** START Given records **

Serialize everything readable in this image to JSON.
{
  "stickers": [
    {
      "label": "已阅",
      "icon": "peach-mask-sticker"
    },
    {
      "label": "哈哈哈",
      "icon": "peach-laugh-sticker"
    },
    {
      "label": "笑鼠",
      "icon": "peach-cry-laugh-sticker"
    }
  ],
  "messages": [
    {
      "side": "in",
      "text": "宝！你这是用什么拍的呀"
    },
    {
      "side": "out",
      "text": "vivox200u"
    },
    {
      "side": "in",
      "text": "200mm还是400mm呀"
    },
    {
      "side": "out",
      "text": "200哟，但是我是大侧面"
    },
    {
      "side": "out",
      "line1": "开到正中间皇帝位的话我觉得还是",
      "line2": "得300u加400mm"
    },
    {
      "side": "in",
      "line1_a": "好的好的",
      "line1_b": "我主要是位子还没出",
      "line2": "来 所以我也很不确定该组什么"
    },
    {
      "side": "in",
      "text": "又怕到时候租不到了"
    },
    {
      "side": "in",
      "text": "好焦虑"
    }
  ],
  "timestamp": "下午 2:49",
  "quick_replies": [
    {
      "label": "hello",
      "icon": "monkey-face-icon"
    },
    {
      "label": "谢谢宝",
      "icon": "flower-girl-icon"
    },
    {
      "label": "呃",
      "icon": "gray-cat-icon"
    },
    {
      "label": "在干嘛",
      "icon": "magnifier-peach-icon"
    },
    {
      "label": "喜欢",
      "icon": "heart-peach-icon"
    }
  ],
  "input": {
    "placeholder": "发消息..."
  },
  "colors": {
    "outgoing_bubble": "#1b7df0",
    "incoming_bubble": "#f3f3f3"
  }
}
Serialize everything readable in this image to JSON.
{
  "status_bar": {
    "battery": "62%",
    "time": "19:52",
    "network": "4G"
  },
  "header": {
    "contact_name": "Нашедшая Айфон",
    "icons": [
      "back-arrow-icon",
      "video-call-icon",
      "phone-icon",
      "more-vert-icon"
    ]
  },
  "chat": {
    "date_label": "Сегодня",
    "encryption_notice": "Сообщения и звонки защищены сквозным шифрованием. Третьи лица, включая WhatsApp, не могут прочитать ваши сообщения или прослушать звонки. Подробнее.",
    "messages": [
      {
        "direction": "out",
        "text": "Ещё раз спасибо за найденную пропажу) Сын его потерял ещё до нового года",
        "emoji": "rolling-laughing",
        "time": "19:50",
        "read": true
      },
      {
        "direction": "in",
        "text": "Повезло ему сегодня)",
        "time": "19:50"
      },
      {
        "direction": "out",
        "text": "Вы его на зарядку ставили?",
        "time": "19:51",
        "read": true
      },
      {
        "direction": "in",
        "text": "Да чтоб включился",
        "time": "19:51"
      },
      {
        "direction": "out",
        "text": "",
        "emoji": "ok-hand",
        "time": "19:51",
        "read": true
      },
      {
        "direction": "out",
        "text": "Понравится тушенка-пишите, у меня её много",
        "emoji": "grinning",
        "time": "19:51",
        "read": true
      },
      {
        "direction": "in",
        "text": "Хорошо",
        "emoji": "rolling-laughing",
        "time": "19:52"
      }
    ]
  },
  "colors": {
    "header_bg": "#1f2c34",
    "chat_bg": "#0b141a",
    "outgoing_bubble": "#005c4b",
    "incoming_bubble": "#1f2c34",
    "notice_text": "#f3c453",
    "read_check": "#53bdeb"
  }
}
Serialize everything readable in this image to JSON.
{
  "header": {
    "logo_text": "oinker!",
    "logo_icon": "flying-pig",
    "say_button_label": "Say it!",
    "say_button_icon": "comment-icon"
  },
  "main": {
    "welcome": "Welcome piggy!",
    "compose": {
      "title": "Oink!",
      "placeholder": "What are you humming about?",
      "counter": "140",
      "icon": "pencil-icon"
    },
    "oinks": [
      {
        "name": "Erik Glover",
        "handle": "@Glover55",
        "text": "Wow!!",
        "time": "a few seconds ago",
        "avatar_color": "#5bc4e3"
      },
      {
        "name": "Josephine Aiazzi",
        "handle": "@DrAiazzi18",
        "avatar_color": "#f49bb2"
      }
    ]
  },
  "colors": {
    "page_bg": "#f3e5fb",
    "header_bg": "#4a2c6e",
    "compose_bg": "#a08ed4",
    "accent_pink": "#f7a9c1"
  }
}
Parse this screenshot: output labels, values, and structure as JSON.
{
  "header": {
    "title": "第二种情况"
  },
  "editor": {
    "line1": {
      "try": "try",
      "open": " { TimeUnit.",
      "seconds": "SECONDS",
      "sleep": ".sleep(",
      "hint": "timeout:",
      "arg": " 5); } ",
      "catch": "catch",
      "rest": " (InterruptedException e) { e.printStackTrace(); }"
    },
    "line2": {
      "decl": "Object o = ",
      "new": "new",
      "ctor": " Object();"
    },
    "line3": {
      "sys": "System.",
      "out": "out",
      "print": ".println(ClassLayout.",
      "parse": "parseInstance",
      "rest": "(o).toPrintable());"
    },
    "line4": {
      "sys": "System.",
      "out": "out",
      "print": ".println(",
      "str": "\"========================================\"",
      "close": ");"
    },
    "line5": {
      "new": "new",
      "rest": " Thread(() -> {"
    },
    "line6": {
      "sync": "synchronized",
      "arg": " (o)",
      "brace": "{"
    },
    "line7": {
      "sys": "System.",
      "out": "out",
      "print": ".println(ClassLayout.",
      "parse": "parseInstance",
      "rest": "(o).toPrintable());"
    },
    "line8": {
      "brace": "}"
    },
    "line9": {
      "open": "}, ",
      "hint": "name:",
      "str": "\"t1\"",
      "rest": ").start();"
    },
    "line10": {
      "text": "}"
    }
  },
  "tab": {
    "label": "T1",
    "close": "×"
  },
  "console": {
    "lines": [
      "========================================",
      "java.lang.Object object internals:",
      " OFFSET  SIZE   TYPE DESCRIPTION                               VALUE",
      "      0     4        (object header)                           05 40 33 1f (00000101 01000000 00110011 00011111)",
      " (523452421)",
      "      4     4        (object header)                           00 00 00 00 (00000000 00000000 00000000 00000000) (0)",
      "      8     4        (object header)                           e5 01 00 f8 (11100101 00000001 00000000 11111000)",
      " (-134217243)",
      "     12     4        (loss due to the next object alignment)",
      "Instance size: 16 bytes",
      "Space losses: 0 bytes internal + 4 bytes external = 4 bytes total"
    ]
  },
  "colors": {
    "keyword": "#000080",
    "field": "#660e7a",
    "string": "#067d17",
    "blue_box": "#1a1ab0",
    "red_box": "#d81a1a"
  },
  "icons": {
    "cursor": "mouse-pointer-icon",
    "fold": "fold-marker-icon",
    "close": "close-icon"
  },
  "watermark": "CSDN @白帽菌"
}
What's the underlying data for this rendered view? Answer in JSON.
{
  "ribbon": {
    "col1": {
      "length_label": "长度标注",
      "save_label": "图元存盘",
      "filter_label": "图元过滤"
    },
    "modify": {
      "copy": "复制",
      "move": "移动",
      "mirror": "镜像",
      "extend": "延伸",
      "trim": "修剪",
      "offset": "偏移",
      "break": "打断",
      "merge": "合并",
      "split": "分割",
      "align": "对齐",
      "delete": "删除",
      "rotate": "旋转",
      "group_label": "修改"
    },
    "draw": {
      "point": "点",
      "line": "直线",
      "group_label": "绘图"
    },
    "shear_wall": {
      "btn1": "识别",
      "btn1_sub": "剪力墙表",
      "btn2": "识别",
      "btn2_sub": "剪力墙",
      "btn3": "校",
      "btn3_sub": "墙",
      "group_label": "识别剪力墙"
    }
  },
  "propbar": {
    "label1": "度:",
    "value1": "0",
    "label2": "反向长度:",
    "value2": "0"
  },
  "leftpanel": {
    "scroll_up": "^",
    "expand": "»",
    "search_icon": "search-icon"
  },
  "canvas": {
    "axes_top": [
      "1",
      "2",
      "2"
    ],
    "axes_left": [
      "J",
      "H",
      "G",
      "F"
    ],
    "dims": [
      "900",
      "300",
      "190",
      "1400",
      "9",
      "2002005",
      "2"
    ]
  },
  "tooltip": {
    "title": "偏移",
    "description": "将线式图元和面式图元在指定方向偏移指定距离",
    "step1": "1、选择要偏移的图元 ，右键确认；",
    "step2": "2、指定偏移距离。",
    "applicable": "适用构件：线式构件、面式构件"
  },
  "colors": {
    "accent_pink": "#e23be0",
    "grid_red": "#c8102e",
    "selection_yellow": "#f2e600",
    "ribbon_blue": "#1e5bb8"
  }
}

** END Given records **

What this task involves — A line counts if it holds the word "bytes". Work out how many lines in the listing count, and give only that number.

Solution — 2